[The request]:
Output the rows verbatim, from the first row through the row containing "heatmap-cell (246, 354, 253, 361)", with both ends included.

_ _ _ _ _

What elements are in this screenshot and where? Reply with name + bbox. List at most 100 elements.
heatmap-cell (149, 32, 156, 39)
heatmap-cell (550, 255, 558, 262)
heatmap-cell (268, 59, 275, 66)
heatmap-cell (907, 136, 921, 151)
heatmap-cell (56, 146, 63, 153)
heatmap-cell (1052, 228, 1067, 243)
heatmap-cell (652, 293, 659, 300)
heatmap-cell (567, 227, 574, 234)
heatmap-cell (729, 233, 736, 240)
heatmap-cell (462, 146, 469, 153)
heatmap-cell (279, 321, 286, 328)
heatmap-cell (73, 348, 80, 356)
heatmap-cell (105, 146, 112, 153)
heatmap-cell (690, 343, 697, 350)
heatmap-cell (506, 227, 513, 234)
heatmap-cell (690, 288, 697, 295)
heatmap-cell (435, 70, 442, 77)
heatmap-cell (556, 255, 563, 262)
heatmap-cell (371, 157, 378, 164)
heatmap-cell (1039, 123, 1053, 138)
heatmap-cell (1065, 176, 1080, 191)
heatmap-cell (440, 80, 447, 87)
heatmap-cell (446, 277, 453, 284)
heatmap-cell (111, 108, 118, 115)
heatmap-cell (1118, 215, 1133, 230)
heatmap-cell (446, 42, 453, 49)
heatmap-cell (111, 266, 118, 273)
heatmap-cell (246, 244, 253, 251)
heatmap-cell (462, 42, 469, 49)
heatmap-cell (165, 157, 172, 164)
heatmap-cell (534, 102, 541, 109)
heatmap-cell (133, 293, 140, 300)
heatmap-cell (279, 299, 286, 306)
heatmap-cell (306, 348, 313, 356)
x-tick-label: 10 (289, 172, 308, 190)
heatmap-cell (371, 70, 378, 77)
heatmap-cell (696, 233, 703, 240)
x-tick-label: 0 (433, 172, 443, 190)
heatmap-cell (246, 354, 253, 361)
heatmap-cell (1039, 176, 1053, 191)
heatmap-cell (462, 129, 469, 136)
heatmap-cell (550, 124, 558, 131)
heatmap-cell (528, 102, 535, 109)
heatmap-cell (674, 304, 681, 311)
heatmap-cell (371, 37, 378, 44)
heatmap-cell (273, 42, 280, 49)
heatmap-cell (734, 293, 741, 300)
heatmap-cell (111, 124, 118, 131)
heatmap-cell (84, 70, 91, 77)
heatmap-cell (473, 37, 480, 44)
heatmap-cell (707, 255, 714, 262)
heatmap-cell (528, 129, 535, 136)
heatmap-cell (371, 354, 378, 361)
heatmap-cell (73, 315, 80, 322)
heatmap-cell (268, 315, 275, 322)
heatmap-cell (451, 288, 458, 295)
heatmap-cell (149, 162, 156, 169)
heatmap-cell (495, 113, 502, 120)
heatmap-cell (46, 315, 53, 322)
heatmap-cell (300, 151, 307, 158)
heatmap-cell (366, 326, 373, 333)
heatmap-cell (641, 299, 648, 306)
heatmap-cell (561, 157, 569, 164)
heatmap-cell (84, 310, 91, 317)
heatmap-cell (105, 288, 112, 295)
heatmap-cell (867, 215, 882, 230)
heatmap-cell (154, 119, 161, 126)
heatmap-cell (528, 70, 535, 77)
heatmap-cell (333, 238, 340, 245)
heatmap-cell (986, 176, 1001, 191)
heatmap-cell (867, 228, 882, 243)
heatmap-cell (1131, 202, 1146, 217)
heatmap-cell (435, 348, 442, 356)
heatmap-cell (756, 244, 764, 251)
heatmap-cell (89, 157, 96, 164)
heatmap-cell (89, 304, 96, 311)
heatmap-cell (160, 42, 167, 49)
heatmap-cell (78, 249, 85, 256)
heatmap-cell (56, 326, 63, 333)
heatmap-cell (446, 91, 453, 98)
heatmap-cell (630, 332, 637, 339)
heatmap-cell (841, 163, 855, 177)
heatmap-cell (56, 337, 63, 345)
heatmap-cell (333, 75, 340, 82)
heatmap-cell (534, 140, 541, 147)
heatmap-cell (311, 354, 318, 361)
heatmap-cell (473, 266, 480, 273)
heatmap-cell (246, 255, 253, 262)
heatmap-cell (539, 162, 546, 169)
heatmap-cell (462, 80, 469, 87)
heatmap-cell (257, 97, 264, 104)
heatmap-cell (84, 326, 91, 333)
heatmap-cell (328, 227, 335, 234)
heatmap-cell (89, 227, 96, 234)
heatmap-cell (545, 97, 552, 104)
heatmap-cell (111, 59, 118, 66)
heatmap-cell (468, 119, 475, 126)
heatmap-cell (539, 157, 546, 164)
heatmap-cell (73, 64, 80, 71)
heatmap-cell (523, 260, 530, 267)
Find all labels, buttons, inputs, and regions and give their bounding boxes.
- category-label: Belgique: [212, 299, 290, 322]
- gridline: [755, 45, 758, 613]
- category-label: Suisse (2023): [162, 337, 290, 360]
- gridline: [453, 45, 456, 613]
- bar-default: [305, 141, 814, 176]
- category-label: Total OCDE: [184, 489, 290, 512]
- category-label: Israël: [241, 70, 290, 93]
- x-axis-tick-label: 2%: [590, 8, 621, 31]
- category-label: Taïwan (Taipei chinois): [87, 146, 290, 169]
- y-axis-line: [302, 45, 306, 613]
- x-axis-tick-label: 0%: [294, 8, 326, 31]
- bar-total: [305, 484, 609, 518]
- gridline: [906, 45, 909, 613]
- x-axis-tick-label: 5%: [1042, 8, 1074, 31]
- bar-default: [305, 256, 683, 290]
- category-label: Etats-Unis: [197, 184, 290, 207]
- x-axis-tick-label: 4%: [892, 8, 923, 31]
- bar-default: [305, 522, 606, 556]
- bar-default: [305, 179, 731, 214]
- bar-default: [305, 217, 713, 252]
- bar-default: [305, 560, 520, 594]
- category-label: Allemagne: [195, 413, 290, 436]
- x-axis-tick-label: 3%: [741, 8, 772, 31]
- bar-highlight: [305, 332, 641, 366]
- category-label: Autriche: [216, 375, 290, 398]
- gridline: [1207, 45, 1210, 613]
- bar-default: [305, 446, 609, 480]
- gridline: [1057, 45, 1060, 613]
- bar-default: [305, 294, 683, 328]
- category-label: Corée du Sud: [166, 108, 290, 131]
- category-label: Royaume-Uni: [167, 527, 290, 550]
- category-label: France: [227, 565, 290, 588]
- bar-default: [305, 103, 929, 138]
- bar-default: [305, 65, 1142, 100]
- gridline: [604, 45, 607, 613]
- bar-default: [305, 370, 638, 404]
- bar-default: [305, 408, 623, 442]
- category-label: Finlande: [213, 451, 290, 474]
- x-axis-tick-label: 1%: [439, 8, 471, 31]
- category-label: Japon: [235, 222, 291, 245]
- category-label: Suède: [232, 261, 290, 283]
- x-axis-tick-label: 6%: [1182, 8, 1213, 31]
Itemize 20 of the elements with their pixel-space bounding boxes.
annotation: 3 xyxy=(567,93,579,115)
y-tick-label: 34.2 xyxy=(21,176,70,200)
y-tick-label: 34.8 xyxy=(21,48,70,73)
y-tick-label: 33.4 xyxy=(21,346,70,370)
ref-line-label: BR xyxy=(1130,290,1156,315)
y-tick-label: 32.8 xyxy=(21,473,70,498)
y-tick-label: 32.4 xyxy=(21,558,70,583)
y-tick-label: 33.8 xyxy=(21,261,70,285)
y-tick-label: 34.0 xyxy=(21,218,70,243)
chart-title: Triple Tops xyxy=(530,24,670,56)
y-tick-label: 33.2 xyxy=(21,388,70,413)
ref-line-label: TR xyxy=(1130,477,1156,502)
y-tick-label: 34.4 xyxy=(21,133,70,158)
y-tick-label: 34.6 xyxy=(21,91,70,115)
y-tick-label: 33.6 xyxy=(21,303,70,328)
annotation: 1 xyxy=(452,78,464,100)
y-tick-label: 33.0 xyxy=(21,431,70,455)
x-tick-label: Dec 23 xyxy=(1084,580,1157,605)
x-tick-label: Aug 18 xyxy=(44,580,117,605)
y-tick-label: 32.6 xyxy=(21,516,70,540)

_ _ _ _ _

[Task response]:
What elements are in this screenshot and where? Reply with name + bbox. List at most 100 elements.
heatmap-cell (149, 32, 156, 39)
heatmap-cell (550, 255, 558, 262)
heatmap-cell (268, 59, 275, 66)
heatmap-cell (907, 136, 921, 151)
heatmap-cell (56, 146, 63, 153)
heatmap-cell (1052, 228, 1067, 243)
heatmap-cell (652, 293, 659, 300)
heatmap-cell (567, 227, 574, 234)
heatmap-cell (729, 233, 736, 240)
heatmap-cell (462, 146, 469, 153)
heatmap-cell (279, 321, 286, 328)
heatmap-cell (73, 348, 80, 356)
heatmap-cell (105, 146, 112, 153)
heatmap-cell (690, 343, 697, 350)
heatmap-cell (506, 227, 513, 234)
heatmap-cell (690, 288, 697, 295)
heatmap-cell (435, 70, 442, 77)
heatmap-cell (556, 255, 563, 262)
heatmap-cell (371, 157, 378, 164)
heatmap-cell (1039, 123, 1053, 138)
heatmap-cell (1065, 176, 1080, 191)
heatmap-cell (440, 80, 447, 87)
heatmap-cell (446, 277, 453, 284)
heatmap-cell (111, 108, 118, 115)
heatmap-cell (1118, 215, 1133, 230)
heatmap-cell (446, 42, 453, 49)
heatmap-cell (111, 266, 118, 273)
heatmap-cell (246, 244, 253, 251)
heatmap-cell (462, 42, 469, 49)
heatmap-cell (165, 157, 172, 164)
heatmap-cell (534, 102, 541, 109)
heatmap-cell (133, 293, 140, 300)
heatmap-cell (279, 299, 286, 306)
heatmap-cell (306, 348, 313, 356)
x-tick-label: 10 (289, 172, 308, 190)
heatmap-cell (371, 70, 378, 77)
heatmap-cell (696, 233, 703, 240)
x-tick-label: 0 (433, 172, 443, 190)
heatmap-cell (246, 354, 253, 361)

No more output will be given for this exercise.